Stored entries:

§ §

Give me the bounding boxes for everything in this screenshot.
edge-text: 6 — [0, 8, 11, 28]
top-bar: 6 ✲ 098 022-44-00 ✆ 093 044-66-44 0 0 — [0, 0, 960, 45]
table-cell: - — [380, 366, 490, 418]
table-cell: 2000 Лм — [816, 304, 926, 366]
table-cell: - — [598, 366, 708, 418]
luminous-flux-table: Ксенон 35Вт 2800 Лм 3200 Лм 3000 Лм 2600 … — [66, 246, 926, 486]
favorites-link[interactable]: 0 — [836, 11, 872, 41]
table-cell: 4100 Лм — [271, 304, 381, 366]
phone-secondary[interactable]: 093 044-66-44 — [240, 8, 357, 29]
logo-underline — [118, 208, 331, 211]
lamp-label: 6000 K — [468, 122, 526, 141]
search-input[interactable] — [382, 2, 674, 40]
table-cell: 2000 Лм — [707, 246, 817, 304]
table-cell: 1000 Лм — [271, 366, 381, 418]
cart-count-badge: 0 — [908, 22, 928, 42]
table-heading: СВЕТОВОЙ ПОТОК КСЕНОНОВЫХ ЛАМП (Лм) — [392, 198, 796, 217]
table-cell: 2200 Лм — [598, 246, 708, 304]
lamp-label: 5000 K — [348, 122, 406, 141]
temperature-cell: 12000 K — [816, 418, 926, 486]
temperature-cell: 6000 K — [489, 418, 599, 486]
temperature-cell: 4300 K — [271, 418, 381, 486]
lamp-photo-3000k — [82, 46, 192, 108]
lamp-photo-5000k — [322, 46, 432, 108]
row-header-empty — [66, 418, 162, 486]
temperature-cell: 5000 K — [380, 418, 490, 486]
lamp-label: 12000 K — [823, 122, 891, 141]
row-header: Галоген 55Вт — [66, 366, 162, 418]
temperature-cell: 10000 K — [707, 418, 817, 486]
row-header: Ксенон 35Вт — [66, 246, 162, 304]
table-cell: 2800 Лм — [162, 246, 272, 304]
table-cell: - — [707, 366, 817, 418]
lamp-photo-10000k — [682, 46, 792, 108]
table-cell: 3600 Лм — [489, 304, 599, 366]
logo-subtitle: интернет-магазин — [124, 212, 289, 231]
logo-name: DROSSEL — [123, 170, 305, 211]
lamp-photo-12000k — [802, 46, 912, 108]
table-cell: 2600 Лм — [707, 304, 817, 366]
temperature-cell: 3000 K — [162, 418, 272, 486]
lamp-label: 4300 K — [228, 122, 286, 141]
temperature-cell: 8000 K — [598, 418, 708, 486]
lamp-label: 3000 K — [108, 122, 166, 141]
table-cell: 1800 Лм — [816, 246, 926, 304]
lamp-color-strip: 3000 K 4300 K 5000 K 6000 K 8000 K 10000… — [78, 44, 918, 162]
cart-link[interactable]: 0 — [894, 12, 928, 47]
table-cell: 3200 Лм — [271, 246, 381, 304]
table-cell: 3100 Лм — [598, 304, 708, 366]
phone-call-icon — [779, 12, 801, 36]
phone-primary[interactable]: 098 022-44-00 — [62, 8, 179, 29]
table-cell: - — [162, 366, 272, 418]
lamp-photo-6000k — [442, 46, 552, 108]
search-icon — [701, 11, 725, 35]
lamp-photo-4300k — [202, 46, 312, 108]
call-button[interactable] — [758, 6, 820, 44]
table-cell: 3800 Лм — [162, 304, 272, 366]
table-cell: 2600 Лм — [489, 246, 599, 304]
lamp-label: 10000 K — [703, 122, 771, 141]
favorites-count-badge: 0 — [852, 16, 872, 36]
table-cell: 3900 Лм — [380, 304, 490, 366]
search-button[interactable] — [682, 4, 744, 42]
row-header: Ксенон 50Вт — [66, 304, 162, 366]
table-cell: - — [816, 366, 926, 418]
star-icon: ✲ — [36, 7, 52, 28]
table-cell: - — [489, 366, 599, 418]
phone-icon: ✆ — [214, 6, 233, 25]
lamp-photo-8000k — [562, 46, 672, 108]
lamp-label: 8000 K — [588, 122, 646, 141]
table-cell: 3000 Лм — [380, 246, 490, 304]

§ §

• **THE REQUEST**: Reproduce every one of the entries above verbatim, with no changes.

• **TASK ANSWER**:
Give me the bounding boxes for everything in this screenshot.
edge-text: 6 — [0, 8, 11, 28]
top-bar: 6 ✲ 098 022-44-00 ✆ 093 044-66-44 0 0 — [0, 0, 960, 45]
table-cell: - — [380, 366, 490, 418]
table-cell: 2000 Лм — [816, 304, 926, 366]
table-cell: - — [598, 366, 708, 418]
luminous-flux-table: Ксенон 35Вт 2800 Лм 3200 Лм 3000 Лм 2600 … — [66, 246, 926, 486]
favorites-link[interactable]: 0 — [836, 11, 872, 41]
table-cell: 4100 Лм — [271, 304, 381, 366]
phone-secondary[interactable]: 093 044-66-44 — [240, 8, 357, 29]
logo-underline — [118, 208, 331, 211]
lamp-label: 6000 K — [468, 122, 526, 141]
search-input[interactable] — [382, 2, 674, 40]
table-cell: 2000 Лм — [707, 246, 817, 304]
table-cell: 1000 Лм — [271, 366, 381, 418]
cart-count-badge: 0 — [908, 22, 928, 42]
table-heading: СВЕТОВОЙ ПОТОК КСЕНОНОВЫХ ЛАМП (Лм) — [392, 198, 796, 217]
table-cell: 2200 Лм — [598, 246, 708, 304]
lamp-label: 5000 K — [348, 122, 406, 141]
temperature-cell: 12000 K — [816, 418, 926, 486]
temperature-cell: 6000 K — [489, 418, 599, 486]
temperature-cell: 4300 K — [271, 418, 381, 486]
lamp-photo-3000k — [82, 46, 192, 108]
lamp-photo-5000k — [322, 46, 432, 108]
row-header-empty — [66, 418, 162, 486]
temperature-cell: 5000 K — [380, 418, 490, 486]
lamp-label: 12000 K — [823, 122, 891, 141]
row-header: Галоген 55Вт — [66, 366, 162, 418]
temperature-cell: 10000 K — [707, 418, 817, 486]
row-header: Ксенон 35Вт — [66, 246, 162, 304]
table-cell: 2800 Лм — [162, 246, 272, 304]
table-cell: - — [707, 366, 817, 418]
lamp-photo-10000k — [682, 46, 792, 108]
table-cell: 3600 Лм — [489, 304, 599, 366]
logo-subtitle: интернет-магазин — [124, 212, 289, 231]
logo-name: DROSSEL — [123, 170, 305, 211]
lamp-photo-12000k — [802, 46, 912, 108]
table-cell: 2600 Лм — [707, 304, 817, 366]
temperature-cell: 3000 K — [162, 418, 272, 486]
lamp-label: 4300 K — [228, 122, 286, 141]
temperature-cell: 8000 K — [598, 418, 708, 486]
lamp-label: 3000 K — [108, 122, 166, 141]
table-cell: 1800 Лм — [816, 246, 926, 304]
lamp-color-strip: 3000 K 4300 K 5000 K 6000 K 8000 K 10000… — [78, 44, 918, 162]
cart-link[interactable]: 0 — [894, 12, 928, 47]
table-cell: 3200 Лм — [271, 246, 381, 304]
table-cell: 3100 Лм — [598, 304, 708, 366]
phone-call-icon — [779, 12, 801, 36]
phone-primary[interactable]: 098 022-44-00 — [62, 8, 179, 29]
table-cell: - — [162, 366, 272, 418]
lamp-photo-6000k — [442, 46, 552, 108]
search-icon — [701, 11, 725, 35]
lamp-photo-4300k — [202, 46, 312, 108]
call-button[interactable] — [758, 6, 820, 44]
table-cell: 3800 Лм — [162, 304, 272, 366]
table-cell: 2600 Лм — [489, 246, 599, 304]
lamp-label: 10000 K — [703, 122, 771, 141]
favorites-count-badge: 0 — [852, 16, 872, 36]
table-cell: 3900 Лм — [380, 304, 490, 366]
search-button[interactable] — [682, 4, 744, 42]
row-header: Ксенон 50Вт — [66, 304, 162, 366]
table-cell: - — [816, 366, 926, 418]
star-icon: ✲ — [36, 7, 52, 28]
table-cell: - — [489, 366, 599, 418]
phone-icon: ✆ — [214, 6, 233, 25]
lamp-photo-8000k — [562, 46, 672, 108]
lamp-label: 8000 K — [588, 122, 646, 141]
table-cell: 3000 Лм — [380, 246, 490, 304]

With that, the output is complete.